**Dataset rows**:
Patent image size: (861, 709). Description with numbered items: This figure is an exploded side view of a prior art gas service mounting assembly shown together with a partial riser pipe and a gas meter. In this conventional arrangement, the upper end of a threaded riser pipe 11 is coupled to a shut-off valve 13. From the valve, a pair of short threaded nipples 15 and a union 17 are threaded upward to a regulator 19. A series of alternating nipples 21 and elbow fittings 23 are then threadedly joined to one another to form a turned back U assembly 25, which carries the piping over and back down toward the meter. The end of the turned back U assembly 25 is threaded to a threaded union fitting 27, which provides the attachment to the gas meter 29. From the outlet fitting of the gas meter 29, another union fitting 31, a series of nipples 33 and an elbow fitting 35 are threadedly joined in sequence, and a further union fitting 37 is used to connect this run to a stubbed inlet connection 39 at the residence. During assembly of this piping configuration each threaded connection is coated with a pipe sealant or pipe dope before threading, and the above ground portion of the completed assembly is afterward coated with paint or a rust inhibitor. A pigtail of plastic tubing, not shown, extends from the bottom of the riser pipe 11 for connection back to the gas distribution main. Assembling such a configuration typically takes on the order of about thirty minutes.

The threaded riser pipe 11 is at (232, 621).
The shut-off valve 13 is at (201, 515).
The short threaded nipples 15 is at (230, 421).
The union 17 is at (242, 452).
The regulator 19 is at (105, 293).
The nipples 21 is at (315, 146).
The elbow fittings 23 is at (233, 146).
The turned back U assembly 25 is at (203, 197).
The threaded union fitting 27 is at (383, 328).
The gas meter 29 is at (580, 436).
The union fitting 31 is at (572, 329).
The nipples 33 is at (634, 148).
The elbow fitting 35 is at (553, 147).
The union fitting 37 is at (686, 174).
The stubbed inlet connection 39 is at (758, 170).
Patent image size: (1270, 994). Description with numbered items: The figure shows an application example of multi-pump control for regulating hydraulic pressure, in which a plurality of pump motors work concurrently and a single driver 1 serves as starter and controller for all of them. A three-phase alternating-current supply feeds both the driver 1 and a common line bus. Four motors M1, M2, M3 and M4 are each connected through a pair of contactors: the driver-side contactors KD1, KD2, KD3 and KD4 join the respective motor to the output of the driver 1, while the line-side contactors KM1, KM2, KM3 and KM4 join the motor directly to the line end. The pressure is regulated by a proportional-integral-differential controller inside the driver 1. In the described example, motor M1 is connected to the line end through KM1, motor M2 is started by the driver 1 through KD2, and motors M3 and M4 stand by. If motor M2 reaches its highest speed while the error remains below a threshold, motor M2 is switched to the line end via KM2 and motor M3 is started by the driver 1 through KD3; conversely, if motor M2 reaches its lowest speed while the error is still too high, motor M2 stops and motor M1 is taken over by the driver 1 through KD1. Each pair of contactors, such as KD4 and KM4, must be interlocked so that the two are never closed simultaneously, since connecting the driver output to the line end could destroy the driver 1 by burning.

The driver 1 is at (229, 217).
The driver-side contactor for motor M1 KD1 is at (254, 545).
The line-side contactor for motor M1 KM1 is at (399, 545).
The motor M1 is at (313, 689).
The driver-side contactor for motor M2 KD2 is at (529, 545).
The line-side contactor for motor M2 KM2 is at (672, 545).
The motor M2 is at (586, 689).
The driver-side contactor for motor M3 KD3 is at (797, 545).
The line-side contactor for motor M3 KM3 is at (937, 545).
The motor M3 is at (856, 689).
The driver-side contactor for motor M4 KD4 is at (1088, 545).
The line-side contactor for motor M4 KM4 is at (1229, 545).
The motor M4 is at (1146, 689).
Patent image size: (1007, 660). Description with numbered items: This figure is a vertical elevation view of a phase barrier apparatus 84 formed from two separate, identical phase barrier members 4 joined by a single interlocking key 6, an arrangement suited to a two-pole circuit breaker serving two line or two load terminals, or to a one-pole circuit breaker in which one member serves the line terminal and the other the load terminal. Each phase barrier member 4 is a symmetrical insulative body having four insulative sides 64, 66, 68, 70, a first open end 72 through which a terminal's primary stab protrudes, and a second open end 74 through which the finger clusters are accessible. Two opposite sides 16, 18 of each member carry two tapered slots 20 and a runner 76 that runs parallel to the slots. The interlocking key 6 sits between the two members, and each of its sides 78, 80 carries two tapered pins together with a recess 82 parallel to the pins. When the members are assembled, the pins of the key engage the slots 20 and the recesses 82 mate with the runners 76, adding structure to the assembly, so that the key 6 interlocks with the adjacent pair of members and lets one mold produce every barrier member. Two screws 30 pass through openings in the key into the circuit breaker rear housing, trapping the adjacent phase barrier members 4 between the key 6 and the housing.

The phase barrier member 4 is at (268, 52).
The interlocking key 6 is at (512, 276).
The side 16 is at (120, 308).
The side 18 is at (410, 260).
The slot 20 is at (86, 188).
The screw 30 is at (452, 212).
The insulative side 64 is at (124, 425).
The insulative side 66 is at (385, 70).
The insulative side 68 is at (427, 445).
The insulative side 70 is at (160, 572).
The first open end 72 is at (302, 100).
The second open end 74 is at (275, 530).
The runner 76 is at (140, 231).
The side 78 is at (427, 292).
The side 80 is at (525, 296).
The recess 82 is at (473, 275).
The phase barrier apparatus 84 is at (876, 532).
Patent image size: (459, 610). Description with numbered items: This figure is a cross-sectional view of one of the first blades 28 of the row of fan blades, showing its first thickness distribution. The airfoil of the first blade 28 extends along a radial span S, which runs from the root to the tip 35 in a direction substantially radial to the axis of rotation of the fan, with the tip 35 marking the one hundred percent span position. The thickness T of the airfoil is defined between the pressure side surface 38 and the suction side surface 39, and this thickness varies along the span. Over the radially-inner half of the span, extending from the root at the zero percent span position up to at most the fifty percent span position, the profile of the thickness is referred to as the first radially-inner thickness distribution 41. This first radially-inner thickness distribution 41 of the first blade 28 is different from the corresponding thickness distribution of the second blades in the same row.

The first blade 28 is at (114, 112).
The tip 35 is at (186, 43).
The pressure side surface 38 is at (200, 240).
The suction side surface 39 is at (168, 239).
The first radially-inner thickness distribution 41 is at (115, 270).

**Stated task**: Edit the entries starting at the line containing "Patent image size: (1007, 660)." and ending at the line containing "The interlocking key 6 is at (512, 276).", changing "vertical" to "upright" and keeping all other text the same. Return only those lines.

**Task solution**:
Patent image size: (1007, 660). Description with numbered items: This figure is a upright elevation view of a phase barrier apparatus 84 formed from two separate, identical phase barrier members 4 joined by a single interlocking key 6, an arrangement suited to a two-pole circuit breaker serving two line or two load terminals, or to a one-pole circuit breaker in which one member serves the line terminal and the other the load terminal. Each phase barrier member 4 is a symmetrical insulative body having four insulative sides 64, 66, 68, 70, a first open end 72 through which a terminal's primary stab protrudes, and a second open end 74 through which the finger clusters are accessible. Two opposite sides 16, 18 of each member carry two tapered slots 20 and a runner 76 that runs parallel to the slots. The interlocking key 6 sits between the two members, and each of its sides 78, 80 carries two tapered pins together with a recess 82 parallel to the pins. When the members are assembled, the pins of the key engage the slots 20 and the recesses 82 mate with the runners 76, adding structure to the assembly, so that the key 6 interlocks with the adjacent pair of members and lets one mold produce every barrier member. Two screws 30 pass through openings in the key into the circuit breaker rear housing, trapping the adjacent phase barrier members 4 between the key 6 and the housing.

The phase barrier member 4 is at (268, 52).
The interlocking key 6 is at (512, 276).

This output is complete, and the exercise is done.